### Exercise prompt
All of the data should be repeated exactly; pictures are not part of the copy.

### Information shown
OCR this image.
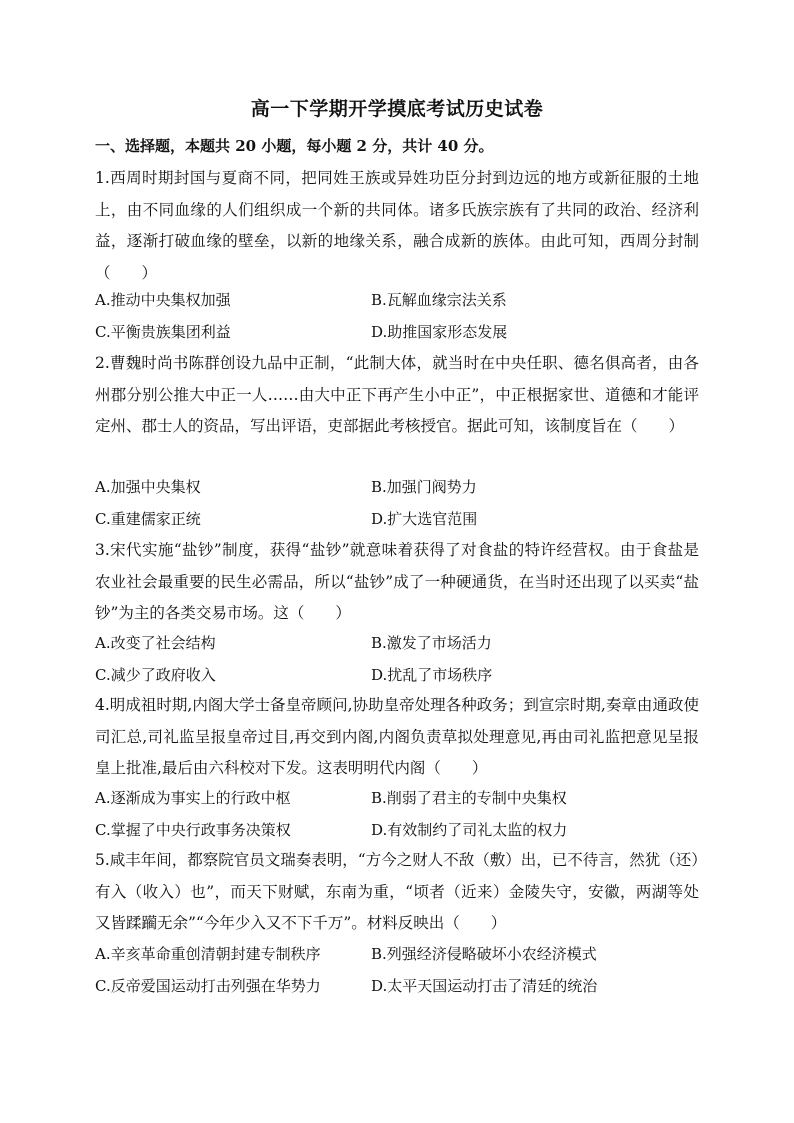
高一下学期开学摸底考试历史试卷
一、选择题，本题共 20 小题，每小题 2 分，共计 40 分。
1.西周时期封国与夏商不同，把同姓王族或异姓功臣分封到边远的地方或新征服的土地上，由不同血缘的人们组织成一个新的共同体。诸多氏族宗族有了共同的政治、经济利益，逐渐打破血缘的壁垒，以新的地缘关系，融合成新的族体。由此可知，西周分封制（　　）
A.推动中央集权加强	B.瓦解血缘宗法关系
C.平衡贵族集团利益	D.助推国家形态发展
2.曹魏时尚书陈群创设九品中正制，“此制大体，就当时在中央任职、德名俱高者，由各州郡分别公推大中正一人……由大中正下再产生小中正”，中正根据家世、道德和才能评定州、郡士人的资品，写出评语，吏部据此考核授官。据此可知，该制度旨在（　　）
A.加强中央集权	B.加强门阀势力
C.重建儒家正统	D.扩大选官范围
3.宋代实施“盐钞”制度，获得“盐钞”就意味着获得了对食盐的特许经营权。由于食盐是农业社会最重要的民生必需品，所以“盐钞”成了一种硬通货，在当时还出现了以买卖“盐钞”为主的各类交易市场。这（　　）
A.改变了社会结构	B.激发了市场活力
C.减少了政府收入	D.扰乱了市场秩序
4.明成祖时期,内阁大学士备皇帝顾问,协助皇帝处理各种政务；到宣宗时期,奏章由通政使司汇总,司礼监呈报皇帝过目,再交到内阁,内阁负责草拟处理意见,再由司礼监把意见呈报皇上批准,最后由六科校对下发。这表明明代内阁（　　）
A.逐渐成为事实上的行政中枢	B.削弱了君主的专制中央集权
C.掌握了中央行政事务决策权	D.有效制约了司礼太监的权力
5.咸丰年间，都察院官员文瑞奏表明，“方今之财人不敌（敷）出，已不待言，然犹（还）有入（收入）也”，而天下财赋，东南为重，“顷者（近来）金陵失守，安徽，两湖等处又皆蹂躏无余”“今年少入又不下千万”。材料反映出（　　）
A.辛亥革命重创清朝封建专制秩序	B.列强经济侵略破坏小农经济模式
C.反帝爱国运动打击列强在华势力	D.太平天国运动打击了清廷的统治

### Full answer
OCR this image.
高一下学期开学摸底考试历史试卷
一、选择题，本题共 20 小题，每小题 2 分，共计 40 分。
1.西周时期封国与夏商不同，把同姓王族或异姓功臣分封到边远的地方或新征服的土地上，由不同血缘的人们组织成一个新的共同体。诸多氏族宗族有了共同的政治、经济利益，逐渐打破血缘的壁垒，以新的地缘关系，融合成新的族体。由此可知，西周分封制（　　）
A.推动中央集权加强	B.瓦解血缘宗法关系
C.平衡贵族集团利益	D.助推国家形态发展
2.曹魏时尚书陈群创设九品中正制，“此制大体，就当时在中央任职、德名俱高者，由各州郡分别公推大中正一人……由大中正下再产生小中正”，中正根据家世、道德和才能评定州、郡士人的资品，写出评语，吏部据此考核授官。据此可知，该制度旨在（　　）
A.加强中央集权	B.加强门阀势力
C.重建儒家正统	D.扩大选官范围
3.宋代实施“盐钞”制度，获得“盐钞”就意味着获得了对食盐的特许经营权。由于食盐是农业社会最重要的民生必需品，所以“盐钞”成了一种硬通货，在当时还出现了以买卖“盐钞”为主的各类交易市场。这（　　）
A.改变了社会结构	B.激发了市场活力
C.减少了政府收入	D.扰乱了市场秩序
4.明成祖时期,内阁大学士备皇帝顾问,协助皇帝处理各种政务；到宣宗时期,奏章由通政使司汇总,司礼监呈报皇帝过目,再交到内阁,内阁负责草拟处理意见,再由司礼监把意见呈报皇上批准,最后由六科校对下发。这表明明代内阁（　　）
A.逐渐成为事实上的行政中枢	B.削弱了君主的专制中央集权
C.掌握了中央行政事务决策权	D.有效制约了司礼太监的权力
5.咸丰年间，都察院官员文瑞奏表明，“方今之财人不敌（敷）出，已不待言，然犹（还）有入（收入）也”，而天下财赋，东南为重，“顷者（近来）金陵失守，安徽，两湖等处又皆蹂躏无余”“今年少入又不下千万”。材料反映出（　　）
A.辛亥革命重创清朝封建专制秩序	B.列强经济侵略破坏小农经济模式
C.反帝爱国运动打击列强在华势力	D.太平天国运动打击了清廷的统治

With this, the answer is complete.